(begin)

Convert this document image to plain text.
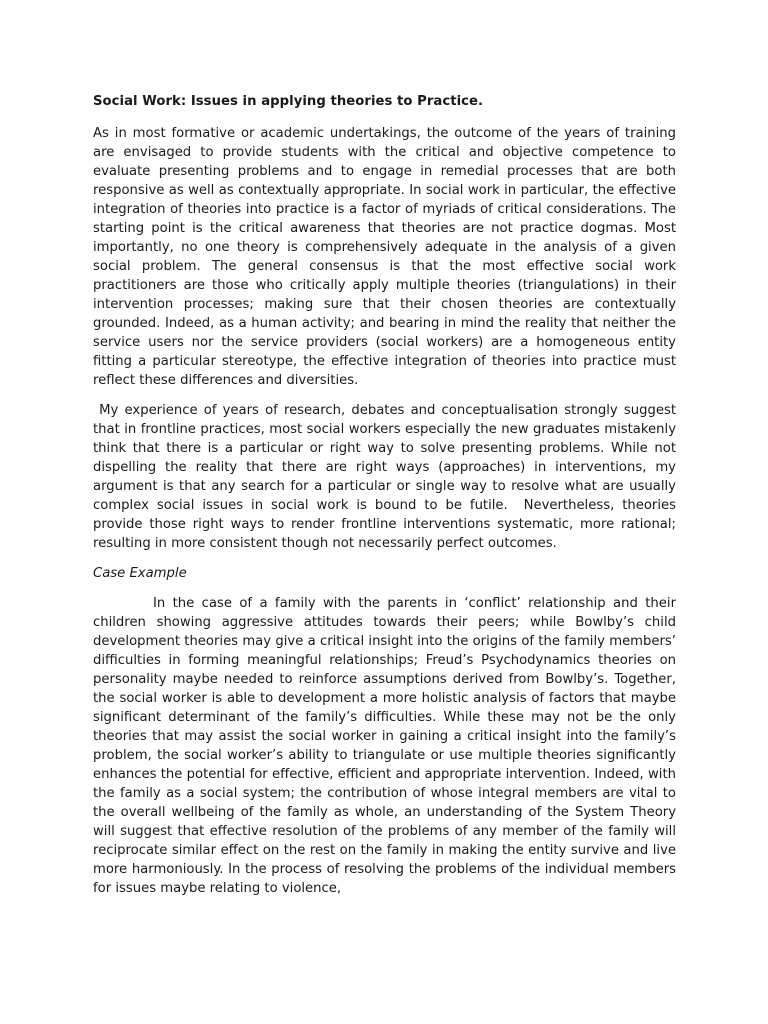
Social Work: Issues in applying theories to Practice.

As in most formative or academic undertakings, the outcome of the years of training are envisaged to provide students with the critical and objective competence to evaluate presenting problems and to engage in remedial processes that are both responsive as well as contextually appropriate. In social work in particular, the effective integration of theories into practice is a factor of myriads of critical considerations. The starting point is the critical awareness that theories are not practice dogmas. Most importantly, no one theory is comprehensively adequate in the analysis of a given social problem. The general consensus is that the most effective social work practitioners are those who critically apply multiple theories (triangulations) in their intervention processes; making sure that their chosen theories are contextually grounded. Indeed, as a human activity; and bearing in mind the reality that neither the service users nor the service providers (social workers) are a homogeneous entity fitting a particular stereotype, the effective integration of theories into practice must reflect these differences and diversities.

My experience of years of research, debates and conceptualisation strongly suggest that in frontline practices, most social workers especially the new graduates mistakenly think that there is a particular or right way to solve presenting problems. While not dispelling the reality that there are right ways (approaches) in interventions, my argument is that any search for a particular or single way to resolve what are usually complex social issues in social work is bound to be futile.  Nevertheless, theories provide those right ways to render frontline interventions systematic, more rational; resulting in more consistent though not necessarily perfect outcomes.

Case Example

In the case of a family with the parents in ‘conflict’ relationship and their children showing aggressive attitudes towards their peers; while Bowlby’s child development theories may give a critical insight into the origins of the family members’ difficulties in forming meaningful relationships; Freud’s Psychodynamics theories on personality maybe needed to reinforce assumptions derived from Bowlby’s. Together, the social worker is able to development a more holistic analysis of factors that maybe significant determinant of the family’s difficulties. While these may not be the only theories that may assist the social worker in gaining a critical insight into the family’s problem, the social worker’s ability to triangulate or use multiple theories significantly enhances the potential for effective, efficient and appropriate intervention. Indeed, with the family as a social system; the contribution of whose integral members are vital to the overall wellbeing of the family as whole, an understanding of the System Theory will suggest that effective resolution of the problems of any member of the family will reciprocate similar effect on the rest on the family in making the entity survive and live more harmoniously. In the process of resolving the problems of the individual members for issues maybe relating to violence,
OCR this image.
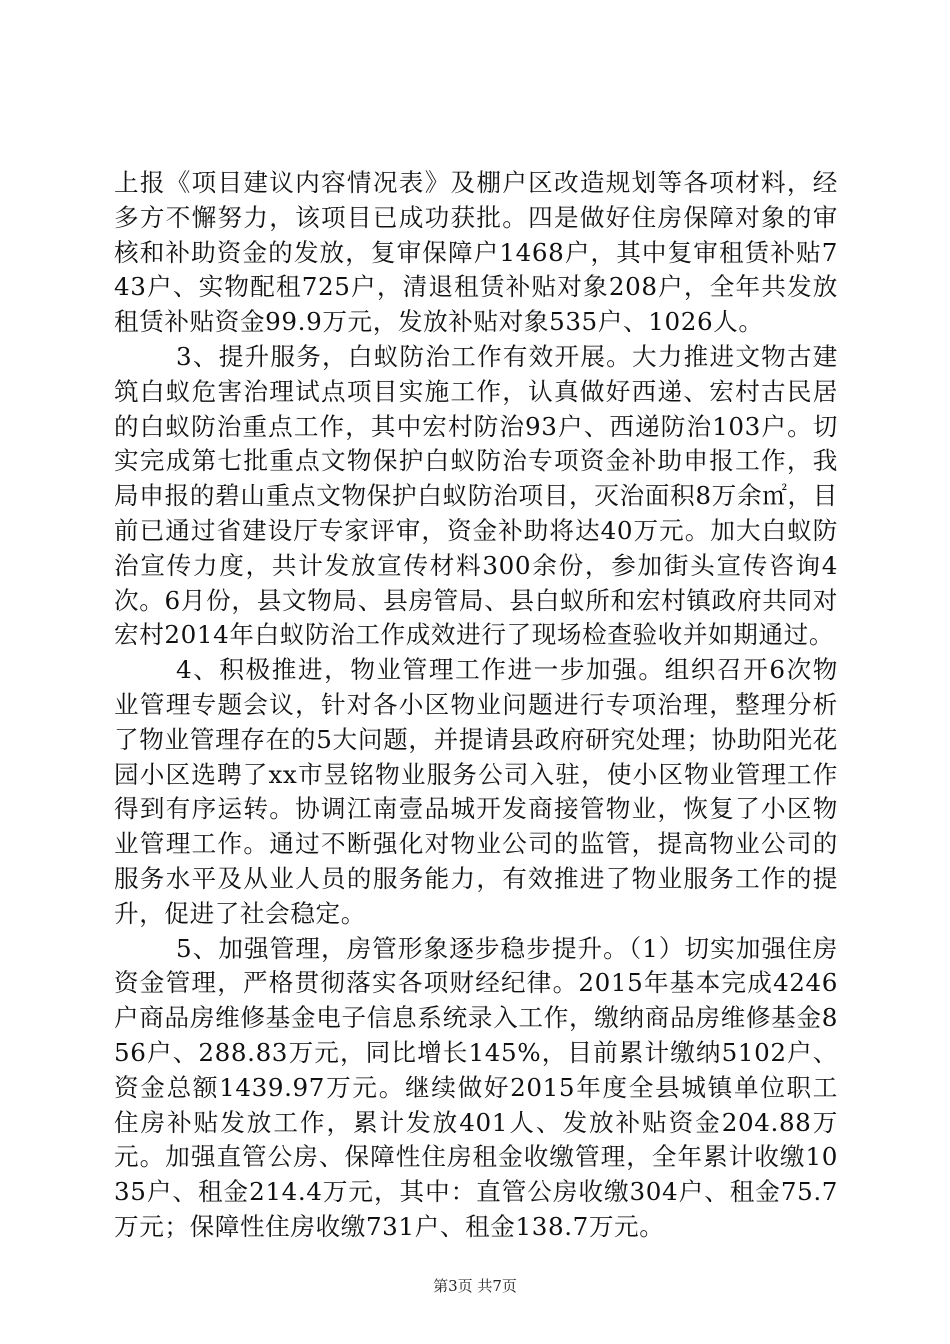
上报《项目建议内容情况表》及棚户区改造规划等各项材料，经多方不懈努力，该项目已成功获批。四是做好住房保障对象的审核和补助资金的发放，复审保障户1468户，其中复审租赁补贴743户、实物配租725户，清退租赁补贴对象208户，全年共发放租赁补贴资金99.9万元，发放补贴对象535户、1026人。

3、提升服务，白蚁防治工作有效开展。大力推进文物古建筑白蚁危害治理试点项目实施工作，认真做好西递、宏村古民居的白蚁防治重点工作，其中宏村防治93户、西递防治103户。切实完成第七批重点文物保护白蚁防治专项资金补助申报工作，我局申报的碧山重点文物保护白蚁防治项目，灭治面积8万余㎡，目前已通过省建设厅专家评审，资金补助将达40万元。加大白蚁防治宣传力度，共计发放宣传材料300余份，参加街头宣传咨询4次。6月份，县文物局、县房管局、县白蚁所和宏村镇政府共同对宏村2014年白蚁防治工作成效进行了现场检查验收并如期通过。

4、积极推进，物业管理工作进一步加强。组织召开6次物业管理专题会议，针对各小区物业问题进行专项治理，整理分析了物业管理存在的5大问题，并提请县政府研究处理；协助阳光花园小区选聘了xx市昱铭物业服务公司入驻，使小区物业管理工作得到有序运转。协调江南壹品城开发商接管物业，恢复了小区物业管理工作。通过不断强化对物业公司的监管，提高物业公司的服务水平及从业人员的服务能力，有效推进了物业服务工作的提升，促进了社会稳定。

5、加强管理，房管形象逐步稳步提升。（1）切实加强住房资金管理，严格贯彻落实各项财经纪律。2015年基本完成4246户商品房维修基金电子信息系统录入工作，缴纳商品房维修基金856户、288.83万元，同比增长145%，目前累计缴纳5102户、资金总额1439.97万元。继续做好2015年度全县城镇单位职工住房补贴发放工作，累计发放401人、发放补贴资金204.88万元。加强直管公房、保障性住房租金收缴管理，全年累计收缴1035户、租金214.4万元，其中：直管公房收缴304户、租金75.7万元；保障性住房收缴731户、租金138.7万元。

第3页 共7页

(end)

**Requirement:**
Copy out every line of the material above that mentions the word "this".

**Problem solution:**
Convert this document image to plain text.
OCR this image.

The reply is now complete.